▶ _PROBLEM DETAILS_
Leave out the images; return the rest of the data exactly.

^^^^

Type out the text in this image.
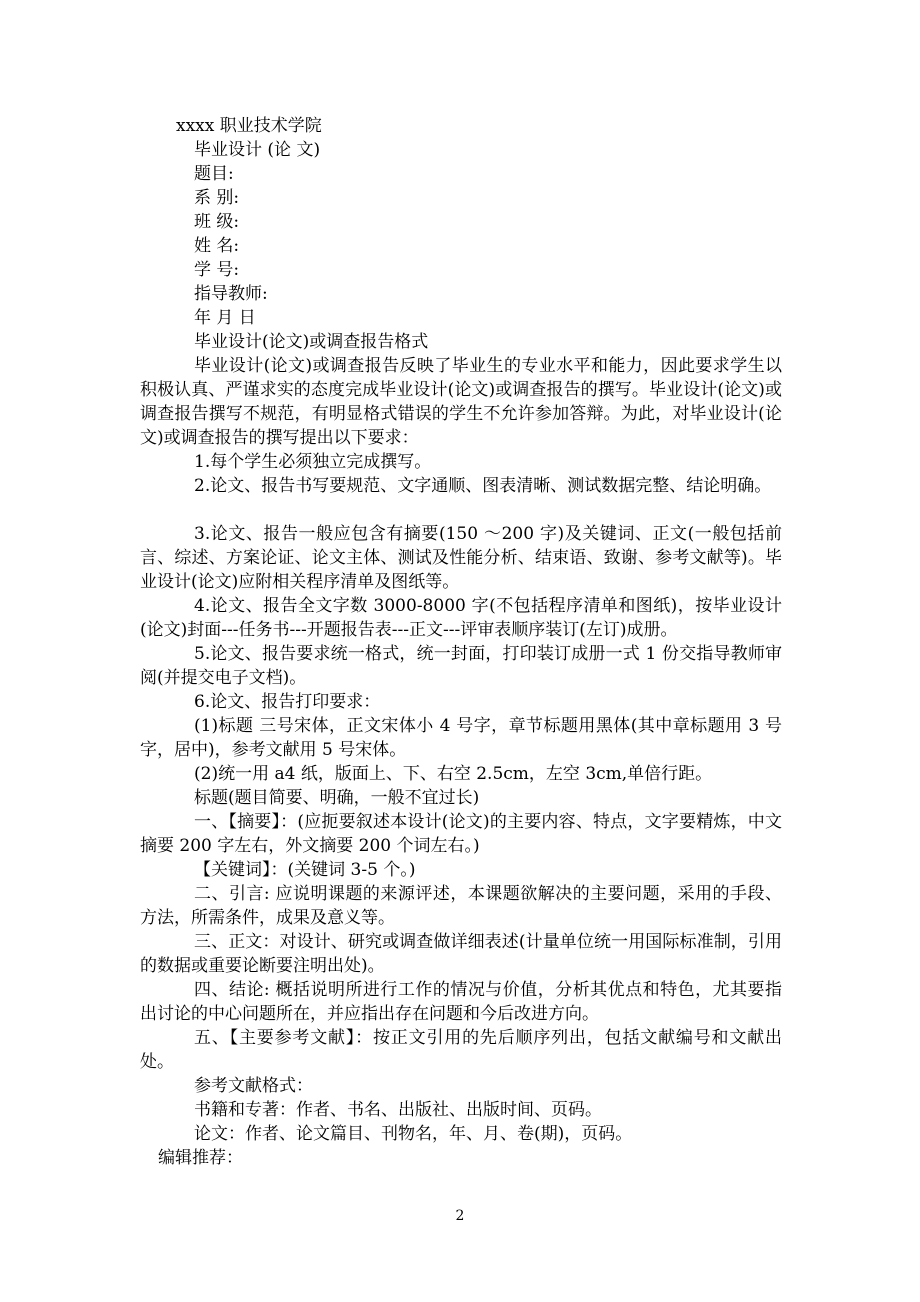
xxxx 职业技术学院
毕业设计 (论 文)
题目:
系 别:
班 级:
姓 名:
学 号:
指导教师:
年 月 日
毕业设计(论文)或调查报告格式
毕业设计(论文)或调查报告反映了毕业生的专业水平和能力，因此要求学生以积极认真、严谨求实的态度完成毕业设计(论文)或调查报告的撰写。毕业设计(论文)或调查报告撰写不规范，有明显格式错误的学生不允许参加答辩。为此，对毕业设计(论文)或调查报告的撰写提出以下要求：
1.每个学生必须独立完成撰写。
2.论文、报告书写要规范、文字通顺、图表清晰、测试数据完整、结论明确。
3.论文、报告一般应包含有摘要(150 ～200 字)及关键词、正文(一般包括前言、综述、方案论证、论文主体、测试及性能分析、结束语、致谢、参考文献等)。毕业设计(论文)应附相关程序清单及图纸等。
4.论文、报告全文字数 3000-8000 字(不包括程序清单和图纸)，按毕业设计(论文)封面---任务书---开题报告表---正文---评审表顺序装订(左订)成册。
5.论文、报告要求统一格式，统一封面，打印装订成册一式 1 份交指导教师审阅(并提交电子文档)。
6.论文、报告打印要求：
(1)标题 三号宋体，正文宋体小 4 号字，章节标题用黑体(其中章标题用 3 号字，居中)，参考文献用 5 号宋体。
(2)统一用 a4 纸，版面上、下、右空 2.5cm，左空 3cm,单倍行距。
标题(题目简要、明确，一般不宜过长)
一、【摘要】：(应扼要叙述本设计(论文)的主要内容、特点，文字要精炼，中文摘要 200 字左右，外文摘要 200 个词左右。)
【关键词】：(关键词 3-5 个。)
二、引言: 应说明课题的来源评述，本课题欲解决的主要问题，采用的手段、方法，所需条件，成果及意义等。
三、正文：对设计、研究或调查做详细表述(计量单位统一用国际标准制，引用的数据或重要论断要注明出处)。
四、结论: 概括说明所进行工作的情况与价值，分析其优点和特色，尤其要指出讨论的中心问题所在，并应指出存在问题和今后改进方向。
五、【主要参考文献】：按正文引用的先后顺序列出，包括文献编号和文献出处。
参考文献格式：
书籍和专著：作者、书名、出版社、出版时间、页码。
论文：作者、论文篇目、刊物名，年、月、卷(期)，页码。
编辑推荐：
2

^^^^

▶ _WRITTEN ANSWER_
Type out the text in this image.
xxxx 职业技术学院
毕业设计 (论 文)
题目:
系 别:
班 级:
姓 名:
学 号:
指导教师:
年 月 日
毕业设计(论文)或调查报告格式
毕业设计(论文)或调查报告反映了毕业生的专业水平和能力，因此要求学生以积极认真、严谨求实的态度完成毕业设计(论文)或调查报告的撰写。毕业设计(论文)或调查报告撰写不规范，有明显格式错误的学生不允许参加答辩。为此，对毕业设计(论文)或调查报告的撰写提出以下要求：
1.每个学生必须独立完成撰写。
2.论文、报告书写要规范、文字通顺、图表清晰、测试数据完整、结论明确。
3.论文、报告一般应包含有摘要(150 ～200 字)及关键词、正文(一般包括前言、综述、方案论证、论文主体、测试及性能分析、结束语、致谢、参考文献等)。毕业设计(论文)应附相关程序清单及图纸等。
4.论文、报告全文字数 3000-8000 字(不包括程序清单和图纸)，按毕业设计(论文)封面---任务书---开题报告表---正文---评审表顺序装订(左订)成册。
5.论文、报告要求统一格式，统一封面，打印装订成册一式 1 份交指导教师审阅(并提交电子文档)。
6.论文、报告打印要求：
(1)标题 三号宋体，正文宋体小 4 号字，章节标题用黑体(其中章标题用 3 号字，居中)，参考文献用 5 号宋体。
(2)统一用 a4 纸，版面上、下、右空 2.5cm，左空 3cm,单倍行距。
标题(题目简要、明确，一般不宜过长)
一、【摘要】：(应扼要叙述本设计(论文)的主要内容、特点，文字要精炼，中文摘要 200 字左右，外文摘要 200 个词左右。)
【关键词】：(关键词 3-5 个。)
二、引言: 应说明课题的来源评述，本课题欲解决的主要问题，采用的手段、方法，所需条件，成果及意义等。
三、正文：对设计、研究或调查做详细表述(计量单位统一用国际标准制，引用的数据或重要论断要注明出处)。
四、结论: 概括说明所进行工作的情况与价值，分析其优点和特色，尤其要指出讨论的中心问题所在，并应指出存在问题和今后改进方向。
五、【主要参考文献】：按正文引用的先后顺序列出，包括文献编号和文献出处。
参考文献格式：
书籍和专著：作者、书名、出版社、出版时间、页码。
论文：作者、论文篇目、刊物名，年、月、卷(期)，页码。
编辑推荐：
2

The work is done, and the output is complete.